═══ RECORDS SHOWN

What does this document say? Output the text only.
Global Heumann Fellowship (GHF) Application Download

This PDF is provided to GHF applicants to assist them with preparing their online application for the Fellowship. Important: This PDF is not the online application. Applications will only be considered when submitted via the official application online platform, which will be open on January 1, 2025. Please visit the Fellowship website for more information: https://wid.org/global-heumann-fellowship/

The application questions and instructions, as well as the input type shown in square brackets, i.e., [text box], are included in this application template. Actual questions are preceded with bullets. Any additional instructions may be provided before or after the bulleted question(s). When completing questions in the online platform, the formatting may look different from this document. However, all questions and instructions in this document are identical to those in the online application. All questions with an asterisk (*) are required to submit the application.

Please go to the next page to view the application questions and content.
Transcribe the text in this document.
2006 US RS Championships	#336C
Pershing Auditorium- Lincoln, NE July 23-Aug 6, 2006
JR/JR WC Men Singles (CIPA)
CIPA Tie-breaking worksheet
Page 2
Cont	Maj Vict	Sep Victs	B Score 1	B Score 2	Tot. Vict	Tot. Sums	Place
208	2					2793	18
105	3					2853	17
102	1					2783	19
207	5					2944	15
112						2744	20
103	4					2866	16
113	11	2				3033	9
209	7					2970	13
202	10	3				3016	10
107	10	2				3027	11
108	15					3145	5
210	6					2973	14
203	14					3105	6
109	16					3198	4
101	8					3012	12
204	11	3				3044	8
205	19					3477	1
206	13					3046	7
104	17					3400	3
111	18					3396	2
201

══════

#### AIM:
Output the data above exactly, please, line for line.

#### TASK RESPONSE:
What does this document say? Output the text only.
Global Heumann Fellowship (GHF) Application Download

This PDF is provided to GHF applicants to assist them with preparing their online application for the Fellowship. Important: This PDF is not the online application. Applications will only be considered when submitted via the official application online platform, which will be open on January 1, 2025. Please visit the Fellowship website for more information: https://wid.org/global-heumann-fellowship/

The application questions and instructions, as well as the input type shown in square brackets, i.e., [text box], are included in this application template. Actual questions are preceded with bullets. Any additional instructions may be provided before or after the bulleted question(s). When completing questions in the online platform, the formatting may look different from this document. However, all questions and instructions in this document are identical to those in the online application. All questions with an asterisk (*) are required to submit the application.

Please go to the next page to view the application questions and content.
Transcribe the text in this document.
2006 US RS Championships	#336C
Pershing Auditorium- Lincoln, NE July 23-Aug 6, 2006
JR/JR WC Men Singles (CIPA)
CIPA Tie-breaking worksheet
Page 2
Cont	Maj Vict	Sep Victs	B Score 1	B Score 2	Tot. Vict	Tot. Sums	Place
208	2					2793	18
105	3					2853	17
102	1					2783	19
207	5					2944	15
112						2744	20
103	4					2866	16
113	11	2				3033	9
209	7					2970	13
202	10	3				3016	10
107	10	2				3027	11
108	15					3145	5
210	6					2973	14
203	14					3105	6
109	16					3198	4
101	8					3012	12
204	11	3				3044	8
205	19					3477	1
206	13					3046	7
104	17					3400	3
111	18					3396	2
201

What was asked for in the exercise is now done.